■ EXERCISE DIRECTIONS
Write out all the lines again, precisely as they stand, but without the images.

━━━━━ RECORDED DATA

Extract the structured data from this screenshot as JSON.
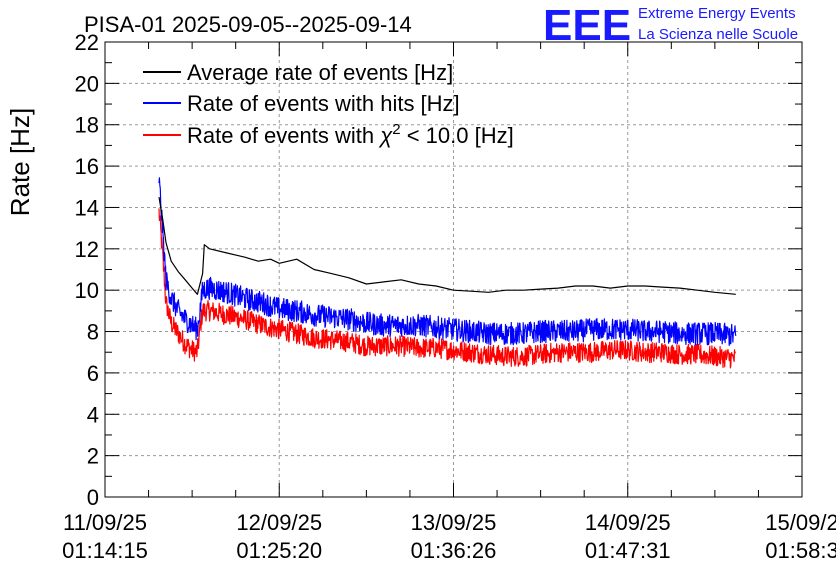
{
  "chart_data": {
    "type": "line",
    "title": "PISA-01 2025-09-05--2025-09-14",
    "ylabel": "Rate [Hz]",
    "xlabel": "",
    "ylim": [
      0,
      22
    ],
    "yticks": [
      0,
      2,
      4,
      6,
      8,
      10,
      12,
      14,
      16,
      18,
      20,
      22
    ],
    "xlim": [
      0,
      4
    ],
    "xticks": [
      {
        "pos": 0,
        "date": "11/09/25",
        "time": "01:14:15"
      },
      {
        "pos": 1,
        "date": "12/09/25",
        "time": "01:25:20"
      },
      {
        "pos": 2,
        "date": "13/09/25",
        "time": "01:36:26"
      },
      {
        "pos": 3,
        "date": "14/09/25",
        "time": "01:47:31"
      },
      {
        "pos": 4,
        "date": "15/09/2",
        "time": "01:58:3"
      }
    ],
    "grid": true,
    "legend_position": "top-left",
    "series": [
      {
        "name": "Average rate of events [Hz]",
        "color": "#000000",
        "noise": 0,
        "points": [
          [
            0.31,
            14.5
          ],
          [
            0.33,
            13.5
          ],
          [
            0.35,
            12.3
          ],
          [
            0.38,
            11.4
          ],
          [
            0.42,
            10.9
          ],
          [
            0.46,
            10.5
          ],
          [
            0.5,
            10.1
          ],
          [
            0.53,
            9.8
          ],
          [
            0.56,
            10.8
          ],
          [
            0.57,
            12.2
          ],
          [
            0.6,
            12.0
          ],
          [
            0.7,
            11.8
          ],
          [
            0.8,
            11.6
          ],
          [
            0.88,
            11.4
          ],
          [
            0.95,
            11.5
          ],
          [
            1.0,
            11.3
          ],
          [
            1.1,
            11.5
          ],
          [
            1.2,
            11.0
          ],
          [
            1.3,
            10.8
          ],
          [
            1.4,
            10.6
          ],
          [
            1.5,
            10.3
          ],
          [
            1.6,
            10.4
          ],
          [
            1.7,
            10.5
          ],
          [
            1.8,
            10.3
          ],
          [
            1.9,
            10.2
          ],
          [
            2.0,
            10.0
          ],
          [
            2.1,
            9.95
          ],
          [
            2.2,
            9.9
          ],
          [
            2.3,
            10.0
          ],
          [
            2.4,
            10.0
          ],
          [
            2.5,
            10.05
          ],
          [
            2.6,
            10.1
          ],
          [
            2.7,
            10.2
          ],
          [
            2.8,
            10.2
          ],
          [
            2.9,
            10.1
          ],
          [
            3.0,
            10.2
          ],
          [
            3.1,
            10.2
          ],
          [
            3.2,
            10.15
          ],
          [
            3.3,
            10.1
          ],
          [
            3.4,
            10.0
          ],
          [
            3.5,
            9.9
          ],
          [
            3.62,
            9.8
          ]
        ]
      },
      {
        "name": "Rate of events with hits [Hz]",
        "color": "#0000ff",
        "noise": 0.55,
        "points": [
          [
            0.31,
            15.4
          ],
          [
            0.33,
            13.0
          ],
          [
            0.35,
            10.5
          ],
          [
            0.38,
            9.6
          ],
          [
            0.42,
            9.0
          ],
          [
            0.46,
            8.6
          ],
          [
            0.5,
            8.3
          ],
          [
            0.53,
            8.1
          ],
          [
            0.55,
            9.3
          ],
          [
            0.56,
            10.0
          ],
          [
            0.6,
            10.1
          ],
          [
            0.7,
            9.9
          ],
          [
            0.8,
            9.6
          ],
          [
            0.9,
            9.4
          ],
          [
            1.0,
            9.1
          ],
          [
            1.1,
            9.0
          ],
          [
            1.2,
            8.8
          ],
          [
            1.3,
            8.7
          ],
          [
            1.4,
            8.6
          ],
          [
            1.5,
            8.4
          ],
          [
            1.6,
            8.3
          ],
          [
            1.7,
            8.3
          ],
          [
            1.8,
            8.3
          ],
          [
            1.9,
            8.2
          ],
          [
            2.0,
            8.1
          ],
          [
            2.1,
            8.0
          ],
          [
            2.2,
            7.9
          ],
          [
            2.3,
            7.9
          ],
          [
            2.4,
            7.9
          ],
          [
            2.5,
            8.0
          ],
          [
            2.6,
            8.0
          ],
          [
            2.7,
            8.0
          ],
          [
            2.8,
            8.1
          ],
          [
            2.9,
            8.1
          ],
          [
            3.0,
            8.1
          ],
          [
            3.1,
            8.0
          ],
          [
            3.2,
            8.0
          ],
          [
            3.3,
            7.9
          ],
          [
            3.4,
            7.9
          ],
          [
            3.5,
            7.9
          ],
          [
            3.62,
            7.8
          ]
        ]
      },
      {
        "name": "Rate of events with χ² < 10.0 [Hz]",
        "color": "#ff0000",
        "noise": 0.5,
        "points": [
          [
            0.31,
            13.8
          ],
          [
            0.33,
            11.8
          ],
          [
            0.35,
            9.4
          ],
          [
            0.38,
            8.4
          ],
          [
            0.42,
            7.9
          ],
          [
            0.46,
            7.4
          ],
          [
            0.5,
            7.1
          ],
          [
            0.53,
            7.0
          ],
          [
            0.55,
            8.4
          ],
          [
            0.56,
            9.0
          ],
          [
            0.6,
            9.0
          ],
          [
            0.7,
            8.8
          ],
          [
            0.8,
            8.6
          ],
          [
            0.9,
            8.3
          ],
          [
            1.0,
            8.1
          ],
          [
            1.1,
            7.9
          ],
          [
            1.2,
            7.7
          ],
          [
            1.3,
            7.6
          ],
          [
            1.4,
            7.5
          ],
          [
            1.5,
            7.3
          ],
          [
            1.6,
            7.3
          ],
          [
            1.7,
            7.3
          ],
          [
            1.8,
            7.2
          ],
          [
            1.9,
            7.2
          ],
          [
            2.0,
            7.1
          ],
          [
            2.1,
            7.0
          ],
          [
            2.2,
            6.9
          ],
          [
            2.3,
            6.8
          ],
          [
            2.4,
            6.8
          ],
          [
            2.5,
            6.9
          ],
          [
            2.6,
            7.0
          ],
          [
            2.7,
            7.0
          ],
          [
            2.8,
            7.0
          ],
          [
            2.9,
            7.1
          ],
          [
            3.0,
            7.1
          ],
          [
            3.1,
            7.0
          ],
          [
            3.2,
            7.0
          ],
          [
            3.3,
            6.9
          ],
          [
            3.4,
            6.9
          ],
          [
            3.5,
            6.8
          ],
          [
            3.62,
            6.7
          ]
        ]
      }
    ]
  },
  "logo": {
    "mark": "EEE",
    "line1": "Extreme Energy Events",
    "line2": "La Scienza nelle Scuole",
    "color": "#1a1aff"
  },
  "legend": {
    "items": [
      {
        "text": "Average rate of events [Hz]",
        "color": "#000000"
      },
      {
        "text": "Rate of events with hits [Hz]",
        "color": "#0000ff"
      },
      {
        "text_pre": "Rate of events with ",
        "chi": "χ",
        "sup": "2",
        "text_post": " < 10.0 [Hz]",
        "color": "#ff0000"
      }
    ]
  }
}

━━━━━━━━━━

■ WRITTEN SOLUTION
Extract the structured data from this screenshot as JSON.
{
  "chart_data": {
    "type": "line",
    "title": "PISA-01 2025-09-05--2025-09-14",
    "ylabel": "Rate [Hz]",
    "xlabel": "",
    "ylim": [
      0,
      22
    ],
    "yticks": [
      0,
      2,
      4,
      6,
      8,
      10,
      12,
      14,
      16,
      18,
      20,
      22
    ],
    "xlim": [
      0,
      4
    ],
    "xticks": [
      {
        "pos": 0,
        "date": "11/09/25",
        "time": "01:14:15"
      },
      {
        "pos": 1,
        "date": "12/09/25",
        "time": "01:25:20"
      },
      {
        "pos": 2,
        "date": "13/09/25",
        "time": "01:36:26"
      },
      {
        "pos": 3,
        "date": "14/09/25",
        "time": "01:47:31"
      },
      {
        "pos": 4,
        "date": "15/09/2",
        "time": "01:58:3"
      }
    ],
    "grid": true,
    "legend_position": "top-left",
    "series": [
      {
        "name": "Average rate of events [Hz]",
        "color": "#000000",
        "noise": 0,
        "points": [
          [
            0.31,
            14.5
          ],
          [
            0.33,
            13.5
          ],
          [
            0.35,
            12.3
          ],
          [
            0.38,
            11.4
          ],
          [
            0.42,
            10.9
          ],
          [
            0.46,
            10.5
          ],
          [
            0.5,
            10.1
          ],
          [
            0.53,
            9.8
          ],
          [
            0.56,
            10.8
          ],
          [
            0.57,
            12.2
          ],
          [
            0.6,
            12.0
          ],
          [
            0.7,
            11.8
          ],
          [
            0.8,
            11.6
          ],
          [
            0.88,
            11.4
          ],
          [
            0.95,
            11.5
          ],
          [
            1.0,
            11.3
          ],
          [
            1.1,
            11.5
          ],
          [
            1.2,
            11.0
          ],
          [
            1.3,
            10.8
          ],
          [
            1.4,
            10.6
          ],
          [
            1.5,
            10.3
          ],
          [
            1.6,
            10.4
          ],
          [
            1.7,
            10.5
          ],
          [
            1.8,
            10.3
          ],
          [
            1.9,
            10.2
          ],
          [
            2.0,
            10.0
          ],
          [
            2.1,
            9.95
          ],
          [
            2.2,
            9.9
          ],
          [
            2.3,
            10.0
          ],
          [
            2.4,
            10.0
          ],
          [
            2.5,
            10.05
          ],
          [
            2.6,
            10.1
          ],
          [
            2.7,
            10.2
          ],
          [
            2.8,
            10.2
          ],
          [
            2.9,
            10.1
          ],
          [
            3.0,
            10.2
          ],
          [
            3.1,
            10.2
          ],
          [
            3.2,
            10.15
          ],
          [
            3.3,
            10.1
          ],
          [
            3.4,
            10.0
          ],
          [
            3.5,
            9.9
          ],
          [
            3.62,
            9.8
          ]
        ]
      },
      {
        "name": "Rate of events with hits [Hz]",
        "color": "#0000ff",
        "noise": 0.55,
        "points": [
          [
            0.31,
            15.4
          ],
          [
            0.33,
            13.0
          ],
          [
            0.35,
            10.5
          ],
          [
            0.38,
            9.6
          ],
          [
            0.42,
            9.0
          ],
          [
            0.46,
            8.6
          ],
          [
            0.5,
            8.3
          ],
          [
            0.53,
            8.1
          ],
          [
            0.55,
            9.3
          ],
          [
            0.56,
            10.0
          ],
          [
            0.6,
            10.1
          ],
          [
            0.7,
            9.9
          ],
          [
            0.8,
            9.6
          ],
          [
            0.9,
            9.4
          ],
          [
            1.0,
            9.1
          ],
          [
            1.1,
            9.0
          ],
          [
            1.2,
            8.8
          ],
          [
            1.3,
            8.7
          ],
          [
            1.4,
            8.6
          ],
          [
            1.5,
            8.4
          ],
          [
            1.6,
            8.3
          ],
          [
            1.7,
            8.3
          ],
          [
            1.8,
            8.3
          ],
          [
            1.9,
            8.2
          ],
          [
            2.0,
            8.1
          ],
          [
            2.1,
            8.0
          ],
          [
            2.2,
            7.9
          ],
          [
            2.3,
            7.9
          ],
          [
            2.4,
            7.9
          ],
          [
            2.5,
            8.0
          ],
          [
            2.6,
            8.0
          ],
          [
            2.7,
            8.0
          ],
          [
            2.8,
            8.1
          ],
          [
            2.9,
            8.1
          ],
          [
            3.0,
            8.1
          ],
          [
            3.1,
            8.0
          ],
          [
            3.2,
            8.0
          ],
          [
            3.3,
            7.9
          ],
          [
            3.4,
            7.9
          ],
          [
            3.5,
            7.9
          ],
          [
            3.62,
            7.8
          ]
        ]
      },
      {
        "name": "Rate of events with χ² < 10.0 [Hz]",
        "color": "#ff0000",
        "noise": 0.5,
        "points": [
          [
            0.31,
            13.8
          ],
          [
            0.33,
            11.8
          ],
          [
            0.35,
            9.4
          ],
          [
            0.38,
            8.4
          ],
          [
            0.42,
            7.9
          ],
          [
            0.46,
            7.4
          ],
          [
            0.5,
            7.1
          ],
          [
            0.53,
            7.0
          ],
          [
            0.55,
            8.4
          ],
          [
            0.56,
            9.0
          ],
          [
            0.6,
            9.0
          ],
          [
            0.7,
            8.8
          ],
          [
            0.8,
            8.6
          ],
          [
            0.9,
            8.3
          ],
          [
            1.0,
            8.1
          ],
          [
            1.1,
            7.9
          ],
          [
            1.2,
            7.7
          ],
          [
            1.3,
            7.6
          ],
          [
            1.4,
            7.5
          ],
          [
            1.5,
            7.3
          ],
          [
            1.6,
            7.3
          ],
          [
            1.7,
            7.3
          ],
          [
            1.8,
            7.2
          ],
          [
            1.9,
            7.2
          ],
          [
            2.0,
            7.1
          ],
          [
            2.1,
            7.0
          ],
          [
            2.2,
            6.9
          ],
          [
            2.3,
            6.8
          ],
          [
            2.4,
            6.8
          ],
          [
            2.5,
            6.9
          ],
          [
            2.6,
            7.0
          ],
          [
            2.7,
            7.0
          ],
          [
            2.8,
            7.0
          ],
          [
            2.9,
            7.1
          ],
          [
            3.0,
            7.1
          ],
          [
            3.1,
            7.0
          ],
          [
            3.2,
            7.0
          ],
          [
            3.3,
            6.9
          ],
          [
            3.4,
            6.9
          ],
          [
            3.5,
            6.8
          ],
          [
            3.62,
            6.7
          ]
        ]
      }
    ]
  },
  "logo": {
    "mark": "EEE",
    "line1": "Extreme Energy Events",
    "line2": "La Scienza nelle Scuole",
    "color": "#1a1aff"
  },
  "legend": {
    "items": [
      {
        "text": "Average rate of events [Hz]",
        "color": "#000000"
      },
      {
        "text": "Rate of events with hits [Hz]",
        "color": "#0000ff"
      },
      {
        "text_pre": "Rate of events with ",
        "chi": "χ",
        "sup": "2",
        "text_post": " < 10.0 [Hz]",
        "color": "#ff0000"
      }
    ]
  }
}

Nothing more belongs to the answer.